> **WHAT THE TASK ASKS**
Repeat the data exactly as it appears.

:: RECORDS SUPPLIED

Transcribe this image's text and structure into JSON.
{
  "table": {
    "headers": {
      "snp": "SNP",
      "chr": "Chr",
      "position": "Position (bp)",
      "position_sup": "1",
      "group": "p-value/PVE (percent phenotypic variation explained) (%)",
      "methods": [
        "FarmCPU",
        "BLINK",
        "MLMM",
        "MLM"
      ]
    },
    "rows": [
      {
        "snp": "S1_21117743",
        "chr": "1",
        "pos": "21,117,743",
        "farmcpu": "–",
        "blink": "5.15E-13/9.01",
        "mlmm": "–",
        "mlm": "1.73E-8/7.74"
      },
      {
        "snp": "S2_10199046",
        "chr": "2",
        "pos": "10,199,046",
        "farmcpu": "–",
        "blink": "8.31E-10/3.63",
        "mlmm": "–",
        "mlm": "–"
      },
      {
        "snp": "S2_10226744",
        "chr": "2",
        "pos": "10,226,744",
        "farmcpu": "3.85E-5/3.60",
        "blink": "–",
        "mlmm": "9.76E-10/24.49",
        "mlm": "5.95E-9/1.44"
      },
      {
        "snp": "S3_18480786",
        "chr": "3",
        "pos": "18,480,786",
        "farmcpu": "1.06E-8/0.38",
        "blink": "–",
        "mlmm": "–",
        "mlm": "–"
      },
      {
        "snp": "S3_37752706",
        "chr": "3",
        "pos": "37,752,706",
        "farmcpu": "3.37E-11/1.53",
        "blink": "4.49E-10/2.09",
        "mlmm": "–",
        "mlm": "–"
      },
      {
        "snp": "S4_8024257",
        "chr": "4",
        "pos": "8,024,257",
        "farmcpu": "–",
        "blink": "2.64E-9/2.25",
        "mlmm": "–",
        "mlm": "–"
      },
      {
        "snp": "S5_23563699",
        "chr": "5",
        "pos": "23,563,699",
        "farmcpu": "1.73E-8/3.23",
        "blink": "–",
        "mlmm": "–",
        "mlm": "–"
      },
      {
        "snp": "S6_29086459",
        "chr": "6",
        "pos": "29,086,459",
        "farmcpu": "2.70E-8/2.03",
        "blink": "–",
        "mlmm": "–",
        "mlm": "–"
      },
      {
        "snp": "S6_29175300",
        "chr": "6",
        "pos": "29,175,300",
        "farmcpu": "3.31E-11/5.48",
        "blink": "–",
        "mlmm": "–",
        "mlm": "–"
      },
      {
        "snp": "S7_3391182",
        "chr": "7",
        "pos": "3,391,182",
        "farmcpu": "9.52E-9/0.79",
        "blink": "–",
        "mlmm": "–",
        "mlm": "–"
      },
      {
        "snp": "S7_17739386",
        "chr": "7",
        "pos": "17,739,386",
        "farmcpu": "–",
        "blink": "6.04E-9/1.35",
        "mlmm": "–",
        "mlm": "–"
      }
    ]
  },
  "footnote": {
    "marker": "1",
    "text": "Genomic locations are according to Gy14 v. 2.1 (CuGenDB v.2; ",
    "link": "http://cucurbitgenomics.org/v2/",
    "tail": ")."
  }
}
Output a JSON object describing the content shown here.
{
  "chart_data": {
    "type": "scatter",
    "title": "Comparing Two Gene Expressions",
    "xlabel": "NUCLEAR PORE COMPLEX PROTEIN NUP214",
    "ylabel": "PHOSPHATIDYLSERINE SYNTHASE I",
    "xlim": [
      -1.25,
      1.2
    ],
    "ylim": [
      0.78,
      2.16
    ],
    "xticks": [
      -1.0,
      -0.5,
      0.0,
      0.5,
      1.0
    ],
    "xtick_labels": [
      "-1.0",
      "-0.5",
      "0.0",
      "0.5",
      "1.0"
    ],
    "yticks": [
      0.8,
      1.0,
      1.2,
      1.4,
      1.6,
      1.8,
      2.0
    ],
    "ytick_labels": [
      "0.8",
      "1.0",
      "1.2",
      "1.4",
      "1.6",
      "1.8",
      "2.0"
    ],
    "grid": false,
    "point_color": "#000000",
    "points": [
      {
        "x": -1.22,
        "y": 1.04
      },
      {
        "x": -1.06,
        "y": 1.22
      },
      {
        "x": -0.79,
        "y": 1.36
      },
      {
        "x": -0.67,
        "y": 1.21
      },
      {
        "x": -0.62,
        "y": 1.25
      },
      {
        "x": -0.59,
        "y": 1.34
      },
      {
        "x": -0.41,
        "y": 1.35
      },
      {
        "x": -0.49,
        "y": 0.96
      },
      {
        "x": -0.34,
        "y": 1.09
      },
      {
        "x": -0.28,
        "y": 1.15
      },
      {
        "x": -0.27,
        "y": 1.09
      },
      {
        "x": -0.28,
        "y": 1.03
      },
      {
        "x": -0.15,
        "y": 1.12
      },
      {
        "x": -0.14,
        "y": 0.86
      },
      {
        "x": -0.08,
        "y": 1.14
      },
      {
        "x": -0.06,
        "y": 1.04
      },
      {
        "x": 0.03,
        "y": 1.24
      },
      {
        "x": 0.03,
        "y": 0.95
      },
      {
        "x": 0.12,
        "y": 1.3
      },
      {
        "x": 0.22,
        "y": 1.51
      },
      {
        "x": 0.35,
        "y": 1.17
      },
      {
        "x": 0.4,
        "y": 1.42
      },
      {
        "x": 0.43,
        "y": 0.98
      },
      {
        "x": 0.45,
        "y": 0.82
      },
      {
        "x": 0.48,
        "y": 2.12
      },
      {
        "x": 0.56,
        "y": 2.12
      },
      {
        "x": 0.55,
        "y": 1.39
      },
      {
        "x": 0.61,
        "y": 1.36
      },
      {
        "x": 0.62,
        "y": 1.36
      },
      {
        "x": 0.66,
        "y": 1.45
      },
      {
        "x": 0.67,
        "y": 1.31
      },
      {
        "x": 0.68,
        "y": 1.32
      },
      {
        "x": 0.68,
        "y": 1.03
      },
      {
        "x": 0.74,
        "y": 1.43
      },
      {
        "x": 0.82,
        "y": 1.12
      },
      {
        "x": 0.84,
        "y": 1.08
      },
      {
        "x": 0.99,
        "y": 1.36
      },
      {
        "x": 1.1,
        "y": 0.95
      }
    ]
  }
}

::::

> **PROBLEM SOLUTION**
Transcribe this image's text and structure into JSON.
{
  "table": {
    "headers": {
      "snp": "SNP",
      "chr": "Chr",
      "position": "Position (bp)",
      "position_sup": "1",
      "group": "p-value/PVE (percent phenotypic variation explained) (%)",
      "methods": [
        "FarmCPU",
        "BLINK",
        "MLMM",
        "MLM"
      ]
    },
    "rows": [
      {
        "snp": "S1_21117743",
        "chr": "1",
        "pos": "21,117,743",
        "farmcpu": "–",
        "blink": "5.15E-13/9.01",
        "mlmm": "–",
        "mlm": "1.73E-8/7.74"
      },
      {
        "snp": "S2_10199046",
        "chr": "2",
        "pos": "10,199,046",
        "farmcpu": "–",
        "blink": "8.31E-10/3.63",
        "mlmm": "–",
        "mlm": "–"
      },
      {
        "snp": "S2_10226744",
        "chr": "2",
        "pos": "10,226,744",
        "farmcpu": "3.85E-5/3.60",
        "blink": "–",
        "mlmm": "9.76E-10/24.49",
        "mlm": "5.95E-9/1.44"
      },
      {
        "snp": "S3_18480786",
        "chr": "3",
        "pos": "18,480,786",
        "farmcpu": "1.06E-8/0.38",
        "blink": "–",
        "mlmm": "–",
        "mlm": "–"
      },
      {
        "snp": "S3_37752706",
        "chr": "3",
        "pos": "37,752,706",
        "farmcpu": "3.37E-11/1.53",
        "blink": "4.49E-10/2.09",
        "mlmm": "–",
        "mlm": "–"
      },
      {
        "snp": "S4_8024257",
        "chr": "4",
        "pos": "8,024,257",
        "farmcpu": "–",
        "blink": "2.64E-9/2.25",
        "mlmm": "–",
        "mlm": "–"
      },
      {
        "snp": "S5_23563699",
        "chr": "5",
        "pos": "23,563,699",
        "farmcpu": "1.73E-8/3.23",
        "blink": "–",
        "mlmm": "–",
        "mlm": "–"
      },
      {
        "snp": "S6_29086459",
        "chr": "6",
        "pos": "29,086,459",
        "farmcpu": "2.70E-8/2.03",
        "blink": "–",
        "mlmm": "–",
        "mlm": "–"
      },
      {
        "snp": "S6_29175300",
        "chr": "6",
        "pos": "29,175,300",
        "farmcpu": "3.31E-11/5.48",
        "blink": "–",
        "mlmm": "–",
        "mlm": "–"
      },
      {
        "snp": "S7_3391182",
        "chr": "7",
        "pos": "3,391,182",
        "farmcpu": "9.52E-9/0.79",
        "blink": "–",
        "mlmm": "–",
        "mlm": "–"
      },
      {
        "snp": "S7_17739386",
        "chr": "7",
        "pos": "17,739,386",
        "farmcpu": "–",
        "blink": "6.04E-9/1.35",
        "mlmm": "–",
        "mlm": "–"
      }
    ]
  },
  "footnote": {
    "marker": "1",
    "text": "Genomic locations are according to Gy14 v. 2.1 (CuGenDB v.2; ",
    "link": "http://cucurbitgenomics.org/v2/",
    "tail": ")."
  }
}
Output a JSON object describing the content shown here.
{
  "chart_data": {
    "type": "scatter",
    "title": "Comparing Two Gene Expressions",
    "xlabel": "NUCLEAR PORE COMPLEX PROTEIN NUP214",
    "ylabel": "PHOSPHATIDYLSERINE SYNTHASE I",
    "xlim": [
      -1.25,
      1.2
    ],
    "ylim": [
      0.78,
      2.16
    ],
    "xticks": [
      -1.0,
      -0.5,
      0.0,
      0.5,
      1.0
    ],
    "xtick_labels": [
      "-1.0",
      "-0.5",
      "0.0",
      "0.5",
      "1.0"
    ],
    "yticks": [
      0.8,
      1.0,
      1.2,
      1.4,
      1.6,
      1.8,
      2.0
    ],
    "ytick_labels": [
      "0.8",
      "1.0",
      "1.2",
      "1.4",
      "1.6",
      "1.8",
      "2.0"
    ],
    "grid": false,
    "point_color": "#000000",
    "points": [
      {
        "x": -1.22,
        "y": 1.04
      },
      {
        "x": -1.06,
        "y": 1.22
      },
      {
        "x": -0.79,
        "y": 1.36
      },
      {
        "x": -0.67,
        "y": 1.21
      },
      {
        "x": -0.62,
        "y": 1.25
      },
      {
        "x": -0.59,
        "y": 1.34
      },
      {
        "x": -0.41,
        "y": 1.35
      },
      {
        "x": -0.49,
        "y": 0.96
      },
      {
        "x": -0.34,
        "y": 1.09
      },
      {
        "x": -0.28,
        "y": 1.15
      },
      {
        "x": -0.27,
        "y": 1.09
      },
      {
        "x": -0.28,
        "y": 1.03
      },
      {
        "x": -0.15,
        "y": 1.12
      },
      {
        "x": -0.14,
        "y": 0.86
      },
      {
        "x": -0.08,
        "y": 1.14
      },
      {
        "x": -0.06,
        "y": 1.04
      },
      {
        "x": 0.03,
        "y": 1.24
      },
      {
        "x": 0.03,
        "y": 0.95
      },
      {
        "x": 0.12,
        "y": 1.3
      },
      {
        "x": 0.22,
        "y": 1.51
      },
      {
        "x": 0.35,
        "y": 1.17
      },
      {
        "x": 0.4,
        "y": 1.42
      },
      {
        "x": 0.43,
        "y": 0.98
      },
      {
        "x": 0.45,
        "y": 0.82
      },
      {
        "x": 0.48,
        "y": 2.12
      },
      {
        "x": 0.56,
        "y": 2.12
      },
      {
        "x": 0.55,
        "y": 1.39
      },
      {
        "x": 0.61,
        "y": 1.36
      },
      {
        "x": 0.62,
        "y": 1.36
      },
      {
        "x": 0.66,
        "y": 1.45
      },
      {
        "x": 0.67,
        "y": 1.31
      },
      {
        "x": 0.68,
        "y": 1.32
      },
      {
        "x": 0.68,
        "y": 1.03
      },
      {
        "x": 0.74,
        "y": 1.43
      },
      {
        "x": 0.82,
        "y": 1.12
      },
      {
        "x": 0.84,
        "y": 1.08
      },
      {
        "x": 0.99,
        "y": 1.36
      },
      {
        "x": 1.1,
        "y": 0.95
      }
    ]
  }
}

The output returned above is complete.